Stored data –
┄┄┄┄┄┄┄┄┄┄

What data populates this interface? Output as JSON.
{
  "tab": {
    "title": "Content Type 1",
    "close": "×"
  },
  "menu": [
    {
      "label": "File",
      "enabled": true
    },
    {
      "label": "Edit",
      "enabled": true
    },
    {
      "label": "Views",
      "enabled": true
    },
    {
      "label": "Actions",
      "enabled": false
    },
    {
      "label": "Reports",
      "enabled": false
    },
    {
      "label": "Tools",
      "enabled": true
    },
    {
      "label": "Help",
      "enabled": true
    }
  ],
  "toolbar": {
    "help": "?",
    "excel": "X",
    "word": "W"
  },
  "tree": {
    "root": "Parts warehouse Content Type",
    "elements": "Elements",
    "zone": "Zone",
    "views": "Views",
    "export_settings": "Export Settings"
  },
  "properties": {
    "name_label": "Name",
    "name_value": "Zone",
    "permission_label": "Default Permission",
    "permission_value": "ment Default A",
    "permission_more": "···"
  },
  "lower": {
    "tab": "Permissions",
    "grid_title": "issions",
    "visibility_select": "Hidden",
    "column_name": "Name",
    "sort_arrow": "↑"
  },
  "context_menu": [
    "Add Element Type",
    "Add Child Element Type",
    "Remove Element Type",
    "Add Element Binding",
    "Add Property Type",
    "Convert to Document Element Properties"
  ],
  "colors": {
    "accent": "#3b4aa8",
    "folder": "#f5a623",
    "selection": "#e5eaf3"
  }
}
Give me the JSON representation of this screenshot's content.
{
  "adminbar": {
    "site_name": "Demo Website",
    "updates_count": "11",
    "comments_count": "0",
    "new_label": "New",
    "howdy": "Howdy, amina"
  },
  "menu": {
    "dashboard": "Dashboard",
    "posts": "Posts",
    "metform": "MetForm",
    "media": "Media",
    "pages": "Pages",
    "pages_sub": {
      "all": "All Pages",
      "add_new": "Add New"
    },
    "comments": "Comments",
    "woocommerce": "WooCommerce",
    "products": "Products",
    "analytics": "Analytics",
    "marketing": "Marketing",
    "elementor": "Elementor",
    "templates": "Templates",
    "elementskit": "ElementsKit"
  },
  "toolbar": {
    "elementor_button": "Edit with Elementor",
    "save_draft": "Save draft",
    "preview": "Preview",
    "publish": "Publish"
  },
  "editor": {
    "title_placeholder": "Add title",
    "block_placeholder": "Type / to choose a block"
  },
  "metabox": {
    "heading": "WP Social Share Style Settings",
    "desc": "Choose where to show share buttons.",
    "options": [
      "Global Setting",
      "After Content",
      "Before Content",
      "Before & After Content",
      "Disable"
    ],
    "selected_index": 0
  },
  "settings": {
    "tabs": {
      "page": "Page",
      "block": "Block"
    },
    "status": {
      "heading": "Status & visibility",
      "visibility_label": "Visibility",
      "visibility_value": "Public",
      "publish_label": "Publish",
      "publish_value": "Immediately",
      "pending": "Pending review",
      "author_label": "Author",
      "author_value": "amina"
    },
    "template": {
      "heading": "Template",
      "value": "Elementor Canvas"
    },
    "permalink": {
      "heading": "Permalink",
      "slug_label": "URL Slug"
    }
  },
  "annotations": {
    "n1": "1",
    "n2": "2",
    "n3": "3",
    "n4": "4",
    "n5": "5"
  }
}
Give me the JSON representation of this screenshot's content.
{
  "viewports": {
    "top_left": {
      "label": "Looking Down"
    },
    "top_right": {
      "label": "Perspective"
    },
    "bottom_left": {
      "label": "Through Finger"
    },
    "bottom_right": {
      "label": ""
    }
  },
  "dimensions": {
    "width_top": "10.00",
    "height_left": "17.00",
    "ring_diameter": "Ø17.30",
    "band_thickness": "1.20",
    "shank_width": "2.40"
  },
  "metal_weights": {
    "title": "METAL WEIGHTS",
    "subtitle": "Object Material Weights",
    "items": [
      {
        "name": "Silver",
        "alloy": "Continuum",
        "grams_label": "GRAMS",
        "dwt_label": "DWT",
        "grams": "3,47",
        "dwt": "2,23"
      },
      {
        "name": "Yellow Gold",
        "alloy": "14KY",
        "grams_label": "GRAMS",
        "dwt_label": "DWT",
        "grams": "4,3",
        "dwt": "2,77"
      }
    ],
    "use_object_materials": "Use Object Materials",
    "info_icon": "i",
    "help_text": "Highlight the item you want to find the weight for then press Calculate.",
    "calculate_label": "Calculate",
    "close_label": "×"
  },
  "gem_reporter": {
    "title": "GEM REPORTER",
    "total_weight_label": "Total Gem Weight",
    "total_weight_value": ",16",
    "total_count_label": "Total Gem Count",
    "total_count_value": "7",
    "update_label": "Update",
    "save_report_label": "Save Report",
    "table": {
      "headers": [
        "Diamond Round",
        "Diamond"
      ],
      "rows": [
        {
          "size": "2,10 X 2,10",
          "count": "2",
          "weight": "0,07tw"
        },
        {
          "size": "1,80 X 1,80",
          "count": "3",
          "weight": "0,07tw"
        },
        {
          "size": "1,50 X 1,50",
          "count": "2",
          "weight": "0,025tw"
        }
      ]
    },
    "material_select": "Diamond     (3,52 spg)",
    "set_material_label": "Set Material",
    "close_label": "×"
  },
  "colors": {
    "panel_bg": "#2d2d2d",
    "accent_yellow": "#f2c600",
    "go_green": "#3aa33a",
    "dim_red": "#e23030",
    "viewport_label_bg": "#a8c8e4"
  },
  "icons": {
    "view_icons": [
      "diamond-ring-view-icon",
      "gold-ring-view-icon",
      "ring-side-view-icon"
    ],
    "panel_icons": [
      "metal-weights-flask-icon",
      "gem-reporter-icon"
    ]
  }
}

┄┄┄┄┄┄┄┄┄┄

Exercise task – Look through the entries above and report the number of lines that contain "Elementor". Write only the number.

Right answer – 3